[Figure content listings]
──────────
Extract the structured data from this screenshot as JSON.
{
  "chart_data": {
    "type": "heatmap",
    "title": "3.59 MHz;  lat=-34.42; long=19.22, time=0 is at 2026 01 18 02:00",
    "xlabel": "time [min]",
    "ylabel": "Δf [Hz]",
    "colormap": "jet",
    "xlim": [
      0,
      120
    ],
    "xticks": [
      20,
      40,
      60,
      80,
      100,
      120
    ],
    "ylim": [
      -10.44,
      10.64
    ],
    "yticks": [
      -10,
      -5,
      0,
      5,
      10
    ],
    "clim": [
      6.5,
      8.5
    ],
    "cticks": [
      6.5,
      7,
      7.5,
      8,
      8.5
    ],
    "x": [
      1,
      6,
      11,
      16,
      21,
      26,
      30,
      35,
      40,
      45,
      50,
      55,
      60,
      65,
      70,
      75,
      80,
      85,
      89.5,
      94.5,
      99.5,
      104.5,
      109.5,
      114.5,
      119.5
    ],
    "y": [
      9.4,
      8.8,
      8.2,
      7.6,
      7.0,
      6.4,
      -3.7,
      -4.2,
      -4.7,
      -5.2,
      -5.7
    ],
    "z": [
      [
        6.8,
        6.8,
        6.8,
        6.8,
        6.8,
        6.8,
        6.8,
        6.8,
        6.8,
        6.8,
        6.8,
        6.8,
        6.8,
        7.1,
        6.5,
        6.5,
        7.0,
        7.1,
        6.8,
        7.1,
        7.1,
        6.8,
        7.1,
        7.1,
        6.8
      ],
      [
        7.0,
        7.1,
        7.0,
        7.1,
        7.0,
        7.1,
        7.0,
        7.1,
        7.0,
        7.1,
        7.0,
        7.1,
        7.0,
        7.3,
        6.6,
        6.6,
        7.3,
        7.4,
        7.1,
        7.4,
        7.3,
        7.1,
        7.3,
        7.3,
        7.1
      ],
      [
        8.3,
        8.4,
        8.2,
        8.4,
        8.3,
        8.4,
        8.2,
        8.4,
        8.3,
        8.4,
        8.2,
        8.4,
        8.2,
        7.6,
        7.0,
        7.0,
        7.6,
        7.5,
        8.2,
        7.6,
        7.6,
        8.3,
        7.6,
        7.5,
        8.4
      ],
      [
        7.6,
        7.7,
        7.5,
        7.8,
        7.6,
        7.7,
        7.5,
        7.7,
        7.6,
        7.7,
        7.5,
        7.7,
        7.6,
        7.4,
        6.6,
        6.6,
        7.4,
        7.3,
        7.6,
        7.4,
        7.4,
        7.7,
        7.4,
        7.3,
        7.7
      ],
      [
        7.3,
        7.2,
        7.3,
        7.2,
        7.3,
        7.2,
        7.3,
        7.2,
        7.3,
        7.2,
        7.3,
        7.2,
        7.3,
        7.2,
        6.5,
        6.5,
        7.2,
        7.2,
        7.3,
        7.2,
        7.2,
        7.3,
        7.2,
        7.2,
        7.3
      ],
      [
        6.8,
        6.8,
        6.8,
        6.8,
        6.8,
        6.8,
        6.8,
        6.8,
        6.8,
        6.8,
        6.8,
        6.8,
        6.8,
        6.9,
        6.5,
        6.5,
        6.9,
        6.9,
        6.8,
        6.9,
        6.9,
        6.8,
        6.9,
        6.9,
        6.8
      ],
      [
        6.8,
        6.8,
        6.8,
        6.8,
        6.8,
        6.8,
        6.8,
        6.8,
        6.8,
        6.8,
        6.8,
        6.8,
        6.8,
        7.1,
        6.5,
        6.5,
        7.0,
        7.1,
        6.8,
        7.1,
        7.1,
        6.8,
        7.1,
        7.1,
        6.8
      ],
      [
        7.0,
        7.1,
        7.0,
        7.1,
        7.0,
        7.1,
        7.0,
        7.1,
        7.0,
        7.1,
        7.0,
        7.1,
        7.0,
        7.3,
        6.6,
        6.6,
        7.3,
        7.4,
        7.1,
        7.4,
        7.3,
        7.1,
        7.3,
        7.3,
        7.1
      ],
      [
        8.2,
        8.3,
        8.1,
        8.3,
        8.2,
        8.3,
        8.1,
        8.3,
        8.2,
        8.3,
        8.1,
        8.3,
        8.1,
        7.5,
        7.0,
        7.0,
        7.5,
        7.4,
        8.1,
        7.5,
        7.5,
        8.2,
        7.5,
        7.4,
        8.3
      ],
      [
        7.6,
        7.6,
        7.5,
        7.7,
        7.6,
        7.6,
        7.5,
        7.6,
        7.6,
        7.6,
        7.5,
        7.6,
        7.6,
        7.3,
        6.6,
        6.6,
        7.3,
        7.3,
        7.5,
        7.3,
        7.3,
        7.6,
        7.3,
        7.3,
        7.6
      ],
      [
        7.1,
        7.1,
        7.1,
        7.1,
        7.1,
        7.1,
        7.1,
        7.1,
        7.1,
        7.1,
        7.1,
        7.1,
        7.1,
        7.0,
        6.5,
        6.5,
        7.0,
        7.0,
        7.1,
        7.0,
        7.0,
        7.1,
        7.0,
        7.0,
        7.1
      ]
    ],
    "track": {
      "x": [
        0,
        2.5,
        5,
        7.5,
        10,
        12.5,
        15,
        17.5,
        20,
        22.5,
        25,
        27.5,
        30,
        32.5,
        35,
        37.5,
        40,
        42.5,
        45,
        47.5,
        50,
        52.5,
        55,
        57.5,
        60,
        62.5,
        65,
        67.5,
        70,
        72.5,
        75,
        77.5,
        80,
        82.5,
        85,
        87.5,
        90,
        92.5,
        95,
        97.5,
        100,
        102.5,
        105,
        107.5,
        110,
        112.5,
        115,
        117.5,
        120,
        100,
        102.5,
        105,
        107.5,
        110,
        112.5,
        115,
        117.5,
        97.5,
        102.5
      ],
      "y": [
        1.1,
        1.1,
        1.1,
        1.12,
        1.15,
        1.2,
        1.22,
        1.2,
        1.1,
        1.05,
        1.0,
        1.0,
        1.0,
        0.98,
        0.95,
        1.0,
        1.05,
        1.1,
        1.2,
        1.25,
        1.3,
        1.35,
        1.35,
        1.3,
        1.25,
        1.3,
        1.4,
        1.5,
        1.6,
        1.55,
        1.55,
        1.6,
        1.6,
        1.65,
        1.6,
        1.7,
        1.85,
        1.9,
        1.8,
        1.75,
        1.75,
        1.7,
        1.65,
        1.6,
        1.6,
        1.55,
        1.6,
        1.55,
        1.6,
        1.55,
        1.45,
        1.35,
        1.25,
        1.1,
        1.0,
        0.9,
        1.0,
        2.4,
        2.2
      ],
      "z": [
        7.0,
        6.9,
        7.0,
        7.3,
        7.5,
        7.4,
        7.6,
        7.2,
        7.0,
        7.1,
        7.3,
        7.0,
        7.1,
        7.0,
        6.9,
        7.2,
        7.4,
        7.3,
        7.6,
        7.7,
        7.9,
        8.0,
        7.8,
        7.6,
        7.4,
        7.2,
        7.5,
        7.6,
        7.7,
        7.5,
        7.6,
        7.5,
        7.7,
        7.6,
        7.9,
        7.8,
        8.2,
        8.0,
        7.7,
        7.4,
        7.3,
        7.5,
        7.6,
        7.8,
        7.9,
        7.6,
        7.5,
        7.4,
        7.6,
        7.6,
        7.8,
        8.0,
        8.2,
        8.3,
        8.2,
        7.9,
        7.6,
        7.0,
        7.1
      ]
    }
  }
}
──────────
Pull every line containing "time" out of the records.

→ Written answer
    "title": "3.59 MHz;  lat=-34.42; long=19.22, time=0 is at 2026 01 18 02:00",
    "xlabel": "time [min]",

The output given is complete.